◆ INSTRUCTIONS TO FOLLOW
Copy out lines with the word "Energy" from the material that follows.

◆ EXERCISE INPUTS

____________________

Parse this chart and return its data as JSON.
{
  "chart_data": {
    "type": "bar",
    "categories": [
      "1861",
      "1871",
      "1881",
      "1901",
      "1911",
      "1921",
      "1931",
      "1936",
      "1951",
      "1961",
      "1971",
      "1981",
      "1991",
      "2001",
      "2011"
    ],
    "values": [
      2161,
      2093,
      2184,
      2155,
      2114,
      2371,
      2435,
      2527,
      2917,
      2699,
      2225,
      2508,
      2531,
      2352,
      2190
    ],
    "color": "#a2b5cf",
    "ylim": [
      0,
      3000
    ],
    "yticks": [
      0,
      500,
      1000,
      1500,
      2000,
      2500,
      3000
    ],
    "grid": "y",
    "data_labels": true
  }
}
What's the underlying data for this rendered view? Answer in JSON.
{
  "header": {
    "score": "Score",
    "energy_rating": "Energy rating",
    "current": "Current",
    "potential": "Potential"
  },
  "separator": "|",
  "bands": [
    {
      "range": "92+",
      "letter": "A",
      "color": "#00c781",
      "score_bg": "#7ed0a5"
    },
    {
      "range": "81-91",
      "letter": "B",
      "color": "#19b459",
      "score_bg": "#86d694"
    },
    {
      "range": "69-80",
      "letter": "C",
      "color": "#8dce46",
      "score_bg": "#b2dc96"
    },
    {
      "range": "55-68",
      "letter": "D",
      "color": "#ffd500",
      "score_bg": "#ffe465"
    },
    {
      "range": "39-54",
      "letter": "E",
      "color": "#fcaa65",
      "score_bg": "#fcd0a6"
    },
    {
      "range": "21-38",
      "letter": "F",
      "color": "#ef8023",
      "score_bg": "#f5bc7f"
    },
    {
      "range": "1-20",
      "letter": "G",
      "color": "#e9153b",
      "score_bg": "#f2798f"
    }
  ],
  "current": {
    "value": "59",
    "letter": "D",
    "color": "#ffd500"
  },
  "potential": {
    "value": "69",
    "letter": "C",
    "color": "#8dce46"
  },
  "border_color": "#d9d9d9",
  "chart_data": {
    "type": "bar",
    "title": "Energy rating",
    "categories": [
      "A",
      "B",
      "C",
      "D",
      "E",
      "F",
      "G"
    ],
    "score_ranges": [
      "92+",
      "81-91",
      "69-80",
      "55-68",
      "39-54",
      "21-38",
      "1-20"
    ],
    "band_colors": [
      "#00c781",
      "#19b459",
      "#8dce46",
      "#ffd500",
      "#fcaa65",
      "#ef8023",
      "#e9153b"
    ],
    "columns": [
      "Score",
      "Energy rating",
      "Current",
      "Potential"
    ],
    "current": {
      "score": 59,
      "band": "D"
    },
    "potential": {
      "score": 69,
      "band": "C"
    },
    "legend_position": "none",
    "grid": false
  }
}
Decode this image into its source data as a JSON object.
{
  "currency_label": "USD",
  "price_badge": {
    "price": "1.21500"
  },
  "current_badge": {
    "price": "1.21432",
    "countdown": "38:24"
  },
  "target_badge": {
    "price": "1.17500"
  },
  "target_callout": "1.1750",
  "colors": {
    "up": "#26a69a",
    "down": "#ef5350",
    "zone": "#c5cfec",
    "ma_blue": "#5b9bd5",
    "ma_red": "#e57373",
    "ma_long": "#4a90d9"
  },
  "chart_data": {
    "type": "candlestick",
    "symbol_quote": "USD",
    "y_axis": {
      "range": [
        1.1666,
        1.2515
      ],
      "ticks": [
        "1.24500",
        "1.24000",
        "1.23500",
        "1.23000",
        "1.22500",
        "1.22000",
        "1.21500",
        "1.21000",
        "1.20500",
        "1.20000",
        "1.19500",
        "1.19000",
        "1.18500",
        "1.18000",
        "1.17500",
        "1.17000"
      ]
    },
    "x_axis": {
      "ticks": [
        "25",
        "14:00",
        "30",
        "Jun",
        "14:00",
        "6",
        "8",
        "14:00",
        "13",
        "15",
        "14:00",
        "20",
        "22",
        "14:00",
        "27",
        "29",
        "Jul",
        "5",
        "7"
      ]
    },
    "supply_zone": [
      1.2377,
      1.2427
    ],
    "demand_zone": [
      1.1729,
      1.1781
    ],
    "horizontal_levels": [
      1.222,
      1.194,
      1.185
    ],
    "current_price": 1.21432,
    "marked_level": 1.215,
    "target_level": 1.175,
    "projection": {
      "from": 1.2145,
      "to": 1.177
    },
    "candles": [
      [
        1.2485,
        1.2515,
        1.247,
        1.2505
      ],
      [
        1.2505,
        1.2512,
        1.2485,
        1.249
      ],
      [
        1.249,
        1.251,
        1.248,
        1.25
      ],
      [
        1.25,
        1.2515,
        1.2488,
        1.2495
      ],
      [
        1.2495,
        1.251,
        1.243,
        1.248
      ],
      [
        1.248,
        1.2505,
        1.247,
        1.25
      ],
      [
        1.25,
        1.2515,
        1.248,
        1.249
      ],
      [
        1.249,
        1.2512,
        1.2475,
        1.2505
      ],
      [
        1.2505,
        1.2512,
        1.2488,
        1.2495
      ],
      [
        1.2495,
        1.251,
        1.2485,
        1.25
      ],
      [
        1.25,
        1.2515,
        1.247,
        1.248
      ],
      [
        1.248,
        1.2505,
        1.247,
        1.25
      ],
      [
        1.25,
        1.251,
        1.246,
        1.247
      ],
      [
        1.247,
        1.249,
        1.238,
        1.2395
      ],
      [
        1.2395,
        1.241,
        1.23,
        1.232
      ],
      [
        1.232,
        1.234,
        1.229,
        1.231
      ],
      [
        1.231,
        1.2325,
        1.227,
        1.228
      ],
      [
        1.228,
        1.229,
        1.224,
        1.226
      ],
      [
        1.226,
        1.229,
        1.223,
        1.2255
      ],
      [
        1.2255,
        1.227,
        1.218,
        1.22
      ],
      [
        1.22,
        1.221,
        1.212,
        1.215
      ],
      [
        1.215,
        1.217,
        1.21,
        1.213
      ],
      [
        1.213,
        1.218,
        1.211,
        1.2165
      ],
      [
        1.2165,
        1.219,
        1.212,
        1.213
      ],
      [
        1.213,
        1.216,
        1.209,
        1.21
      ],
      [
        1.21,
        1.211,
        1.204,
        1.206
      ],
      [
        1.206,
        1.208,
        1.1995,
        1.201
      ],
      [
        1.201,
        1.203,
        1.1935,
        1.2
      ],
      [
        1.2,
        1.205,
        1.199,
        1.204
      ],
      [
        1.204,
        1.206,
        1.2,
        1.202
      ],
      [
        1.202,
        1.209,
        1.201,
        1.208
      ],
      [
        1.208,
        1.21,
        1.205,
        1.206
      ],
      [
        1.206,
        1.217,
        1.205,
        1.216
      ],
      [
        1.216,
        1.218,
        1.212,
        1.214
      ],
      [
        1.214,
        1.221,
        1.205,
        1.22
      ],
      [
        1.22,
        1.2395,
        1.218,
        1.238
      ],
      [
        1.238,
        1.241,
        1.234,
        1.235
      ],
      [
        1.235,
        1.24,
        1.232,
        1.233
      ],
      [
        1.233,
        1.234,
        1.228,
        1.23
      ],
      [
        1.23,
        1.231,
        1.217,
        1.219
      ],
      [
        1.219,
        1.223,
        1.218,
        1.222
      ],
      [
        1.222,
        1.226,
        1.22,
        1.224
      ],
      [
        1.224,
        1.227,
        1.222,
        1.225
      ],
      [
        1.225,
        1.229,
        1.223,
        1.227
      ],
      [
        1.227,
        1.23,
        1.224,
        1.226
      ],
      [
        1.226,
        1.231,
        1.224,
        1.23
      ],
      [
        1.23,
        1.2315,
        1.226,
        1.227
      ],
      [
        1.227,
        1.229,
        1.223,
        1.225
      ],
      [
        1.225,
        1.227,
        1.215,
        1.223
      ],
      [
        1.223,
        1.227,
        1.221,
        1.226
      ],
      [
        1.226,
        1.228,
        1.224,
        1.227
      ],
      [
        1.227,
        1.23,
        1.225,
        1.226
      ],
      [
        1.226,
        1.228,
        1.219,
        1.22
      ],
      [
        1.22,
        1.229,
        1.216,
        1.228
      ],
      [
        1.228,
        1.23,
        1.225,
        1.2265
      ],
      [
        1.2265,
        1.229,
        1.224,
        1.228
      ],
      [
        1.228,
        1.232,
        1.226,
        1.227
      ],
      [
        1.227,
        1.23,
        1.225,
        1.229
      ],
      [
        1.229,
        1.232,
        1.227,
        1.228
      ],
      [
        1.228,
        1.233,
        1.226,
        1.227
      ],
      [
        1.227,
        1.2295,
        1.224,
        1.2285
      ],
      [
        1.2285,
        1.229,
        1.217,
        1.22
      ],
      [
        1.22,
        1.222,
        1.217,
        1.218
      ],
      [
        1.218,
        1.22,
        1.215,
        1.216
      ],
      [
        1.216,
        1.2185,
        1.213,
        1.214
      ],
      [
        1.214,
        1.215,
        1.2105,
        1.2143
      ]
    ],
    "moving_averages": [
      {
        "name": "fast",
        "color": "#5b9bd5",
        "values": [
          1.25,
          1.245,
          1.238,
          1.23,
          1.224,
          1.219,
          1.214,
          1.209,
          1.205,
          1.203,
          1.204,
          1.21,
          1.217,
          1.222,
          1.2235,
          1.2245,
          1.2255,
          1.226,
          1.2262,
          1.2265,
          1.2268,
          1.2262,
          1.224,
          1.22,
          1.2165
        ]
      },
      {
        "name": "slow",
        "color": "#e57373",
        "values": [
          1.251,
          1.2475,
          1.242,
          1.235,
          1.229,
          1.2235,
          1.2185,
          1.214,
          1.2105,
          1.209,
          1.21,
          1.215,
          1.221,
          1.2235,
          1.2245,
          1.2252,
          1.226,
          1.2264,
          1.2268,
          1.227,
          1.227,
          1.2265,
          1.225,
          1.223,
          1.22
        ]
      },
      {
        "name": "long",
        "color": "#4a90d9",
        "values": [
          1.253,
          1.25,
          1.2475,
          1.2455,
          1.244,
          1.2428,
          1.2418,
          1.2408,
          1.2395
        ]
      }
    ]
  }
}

____________________

◆ SOLUTION
    "energy_rating": "Energy rating",
    "title": "Energy rating",
      "Energy rating",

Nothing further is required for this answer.